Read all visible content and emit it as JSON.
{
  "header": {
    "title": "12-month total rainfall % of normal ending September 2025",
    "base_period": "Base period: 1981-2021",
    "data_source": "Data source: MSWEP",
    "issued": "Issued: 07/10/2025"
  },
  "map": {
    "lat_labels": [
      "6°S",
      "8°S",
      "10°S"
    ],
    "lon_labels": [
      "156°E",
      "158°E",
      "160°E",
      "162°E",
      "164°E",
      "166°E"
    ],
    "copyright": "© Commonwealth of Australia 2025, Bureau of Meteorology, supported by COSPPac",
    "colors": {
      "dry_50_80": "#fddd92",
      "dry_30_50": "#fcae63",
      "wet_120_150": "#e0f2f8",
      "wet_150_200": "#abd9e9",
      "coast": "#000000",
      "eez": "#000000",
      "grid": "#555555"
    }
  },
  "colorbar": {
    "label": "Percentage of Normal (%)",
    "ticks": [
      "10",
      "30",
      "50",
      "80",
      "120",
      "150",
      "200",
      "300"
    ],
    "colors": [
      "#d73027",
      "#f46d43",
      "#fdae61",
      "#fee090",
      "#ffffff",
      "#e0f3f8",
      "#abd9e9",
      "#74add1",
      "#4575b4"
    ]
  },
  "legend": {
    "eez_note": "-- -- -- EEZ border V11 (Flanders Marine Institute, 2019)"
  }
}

☆ ☆ ☆ ☆ ☆ ☆ ☆

§ **Directive**
Would you copy out each line exactly as written?

§ **Written solution**
Read all visible content and emit it as JSON.
{
  "header": {
    "title": "12-month total rainfall % of normal ending September 2025",
    "base_period": "Base period: 1981-2021",
    "data_source": "Data source: MSWEP",
    "issued": "Issued: 07/10/2025"
  },
  "map": {
    "lat_labels": [
      "6°S",
      "8°S",
      "10°S"
    ],
    "lon_labels": [
      "156°E",
      "158°E",
      "160°E",
      "162°E",
      "164°E",
      "166°E"
    ],
    "copyright": "© Commonwealth of Australia 2025, Bureau of Meteorology, supported by COSPPac",
    "colors": {
      "dry_50_80": "#fddd92",
      "dry_30_50": "#fcae63",
      "wet_120_150": "#e0f2f8",
      "wet_150_200": "#abd9e9",
      "coast": "#000000",
      "eez": "#000000",
      "grid": "#555555"
    }
  },
  "colorbar": {
    "label": "Percentage of Normal (%)",
    "ticks": [
      "10",
      "30",
      "50",
      "80",
      "120",
      "150",
      "200",
      "300"
    ],
    "colors": [
      "#d73027",
      "#f46d43",
      "#fdae61",
      "#fee090",
      "#ffffff",
      "#e0f3f8",
      "#abd9e9",
      "#74add1",
      "#4575b4"
    ]
  },
  "legend": {
    "eez_note": "-- -- -- EEZ border V11 (Flanders Marine Institute, 2019)"
  }
}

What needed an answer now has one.